## Start Supplied entries
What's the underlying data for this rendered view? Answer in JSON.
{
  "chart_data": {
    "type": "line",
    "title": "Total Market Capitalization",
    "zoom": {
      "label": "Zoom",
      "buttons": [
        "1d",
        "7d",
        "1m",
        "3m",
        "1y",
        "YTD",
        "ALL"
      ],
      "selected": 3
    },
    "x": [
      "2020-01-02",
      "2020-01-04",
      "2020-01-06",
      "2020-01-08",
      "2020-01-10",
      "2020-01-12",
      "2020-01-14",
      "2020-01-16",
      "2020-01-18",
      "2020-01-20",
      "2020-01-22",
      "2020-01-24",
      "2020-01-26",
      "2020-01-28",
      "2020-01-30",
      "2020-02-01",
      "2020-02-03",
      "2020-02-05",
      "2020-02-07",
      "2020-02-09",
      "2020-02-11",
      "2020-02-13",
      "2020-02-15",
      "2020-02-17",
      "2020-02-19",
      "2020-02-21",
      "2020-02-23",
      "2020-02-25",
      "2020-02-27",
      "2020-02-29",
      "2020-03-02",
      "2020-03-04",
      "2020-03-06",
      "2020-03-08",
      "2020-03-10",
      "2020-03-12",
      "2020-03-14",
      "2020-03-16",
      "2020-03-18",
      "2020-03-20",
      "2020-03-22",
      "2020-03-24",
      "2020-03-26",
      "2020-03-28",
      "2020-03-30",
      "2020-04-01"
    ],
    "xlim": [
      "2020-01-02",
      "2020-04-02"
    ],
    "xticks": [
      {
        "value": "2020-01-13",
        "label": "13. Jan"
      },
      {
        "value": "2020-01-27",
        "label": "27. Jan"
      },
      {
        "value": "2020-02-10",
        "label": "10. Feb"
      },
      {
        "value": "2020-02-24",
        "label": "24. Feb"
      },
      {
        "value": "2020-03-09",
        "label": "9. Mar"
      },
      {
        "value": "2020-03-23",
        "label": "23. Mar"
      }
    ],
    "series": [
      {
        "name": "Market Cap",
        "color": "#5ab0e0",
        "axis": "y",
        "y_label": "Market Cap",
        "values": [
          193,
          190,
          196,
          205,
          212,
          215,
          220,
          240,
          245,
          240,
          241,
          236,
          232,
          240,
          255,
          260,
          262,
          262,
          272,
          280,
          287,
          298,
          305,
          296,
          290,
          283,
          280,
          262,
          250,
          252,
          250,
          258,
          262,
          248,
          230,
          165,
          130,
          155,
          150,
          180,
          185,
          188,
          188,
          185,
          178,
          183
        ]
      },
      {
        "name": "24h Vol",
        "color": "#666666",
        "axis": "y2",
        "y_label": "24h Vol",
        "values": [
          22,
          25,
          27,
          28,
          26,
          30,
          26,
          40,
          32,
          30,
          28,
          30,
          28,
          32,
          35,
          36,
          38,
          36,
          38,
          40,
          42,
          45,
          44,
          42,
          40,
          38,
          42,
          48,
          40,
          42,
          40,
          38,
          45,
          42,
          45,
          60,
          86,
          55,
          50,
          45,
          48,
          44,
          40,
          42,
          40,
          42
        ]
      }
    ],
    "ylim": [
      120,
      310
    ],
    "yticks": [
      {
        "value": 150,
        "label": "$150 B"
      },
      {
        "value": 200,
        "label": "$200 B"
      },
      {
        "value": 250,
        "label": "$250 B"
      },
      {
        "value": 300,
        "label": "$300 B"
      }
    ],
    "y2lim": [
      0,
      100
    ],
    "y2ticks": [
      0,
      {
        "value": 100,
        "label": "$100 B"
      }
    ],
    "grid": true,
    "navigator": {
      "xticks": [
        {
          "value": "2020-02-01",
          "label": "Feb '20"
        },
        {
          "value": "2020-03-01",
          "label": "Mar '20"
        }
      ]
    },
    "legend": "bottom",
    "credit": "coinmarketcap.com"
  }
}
## End Supplied entries
Your task:
Exactly reproduce every line of the records.

Written answer:
What's the underlying data for this rendered view? Answer in JSON.
{
  "chart_data": {
    "type": "line",
    "title": "Total Market Capitalization",
    "zoom": {
      "label": "Zoom",
      "buttons": [
        "1d",
        "7d",
        "1m",
        "3m",
        "1y",
        "YTD",
        "ALL"
      ],
      "selected": 3
    },
    "x": [
      "2020-01-02",
      "2020-01-04",
      "2020-01-06",
      "2020-01-08",
      "2020-01-10",
      "2020-01-12",
      "2020-01-14",
      "2020-01-16",
      "2020-01-18",
      "2020-01-20",
      "2020-01-22",
      "2020-01-24",
      "2020-01-26",
      "2020-01-28",
      "2020-01-30",
      "2020-02-01",
      "2020-02-03",
      "2020-02-05",
      "2020-02-07",
      "2020-02-09",
      "2020-02-11",
      "2020-02-13",
      "2020-02-15",
      "2020-02-17",
      "2020-02-19",
      "2020-02-21",
      "2020-02-23",
      "2020-02-25",
      "2020-02-27",
      "2020-02-29",
      "2020-03-02",
      "2020-03-04",
      "2020-03-06",
      "2020-03-08",
      "2020-03-10",
      "2020-03-12",
      "2020-03-14",
      "2020-03-16",
      "2020-03-18",
      "2020-03-20",
      "2020-03-22",
      "2020-03-24",
      "2020-03-26",
      "2020-03-28",
      "2020-03-30",
      "2020-04-01"
    ],
    "xlim": [
      "2020-01-02",
      "2020-04-02"
    ],
    "xticks": [
      {
        "value": "2020-01-13",
        "label": "13. Jan"
      },
      {
        "value": "2020-01-27",
        "label": "27. Jan"
      },
      {
        "value": "2020-02-10",
        "label": "10. Feb"
      },
      {
        "value": "2020-02-24",
        "label": "24. Feb"
      },
      {
        "value": "2020-03-09",
        "label": "9. Mar"
      },
      {
        "value": "2020-03-23",
        "label": "23. Mar"
      }
    ],
    "series": [
      {
        "name": "Market Cap",
        "color": "#5ab0e0",
        "axis": "y",
        "y_label": "Market Cap",
        "values": [
          193,
          190,
          196,
          205,
          212,
          215,
          220,
          240,
          245,
          240,
          241,
          236,
          232,
          240,
          255,
          260,
          262,
          262,
          272,
          280,
          287,
          298,
          305,
          296,
          290,
          283,
          280,
          262,
          250,
          252,
          250,
          258,
          262,
          248,
          230,
          165,
          130,
          155,
          150,
          180,
          185,
          188,
          188,
          185,
          178,
          183
        ]
      },
      {
        "name": "24h Vol",
        "color": "#666666",
        "axis": "y2",
        "y_label": "24h Vol",
        "values": [
          22,
          25,
          27,
          28,
          26,
          30,
          26,
          40,
          32,
          30,
          28,
          30,
          28,
          32,
          35,
          36,
          38,
          36,
          38,
          40,
          42,
          45,
          44,
          42,
          40,
          38,
          42,
          48,
          40,
          42,
          40,
          38,
          45,
          42,
          45,
          60,
          86,
          55,
          50,
          45,
          48,
          44,
          40,
          42,
          40,
          42
        ]
      }
    ],
    "ylim": [
      120,
      310
    ],
    "yticks": [
      {
        "value": 150,
        "label": "$150 B"
      },
      {
        "value": 200,
        "label": "$200 B"
      },
      {
        "value": 250,
        "label": "$250 B"
      },
      {
        "value": 300,
        "label": "$300 B"
      }
    ],
    "y2lim": [
      0,
      100
    ],
    "y2ticks": [
      0,
      {
        "value": 100,
        "label": "$100 B"
      }
    ],
    "grid": true,
    "navigator": {
      "xticks": [
        {
          "value": "2020-02-01",
          "label": "Feb '20"
        },
        {
          "value": "2020-03-01",
          "label": "Mar '20"
        }
      ]
    },
    "legend": "bottom",
    "credit": "coinmarketcap.com"
  }
}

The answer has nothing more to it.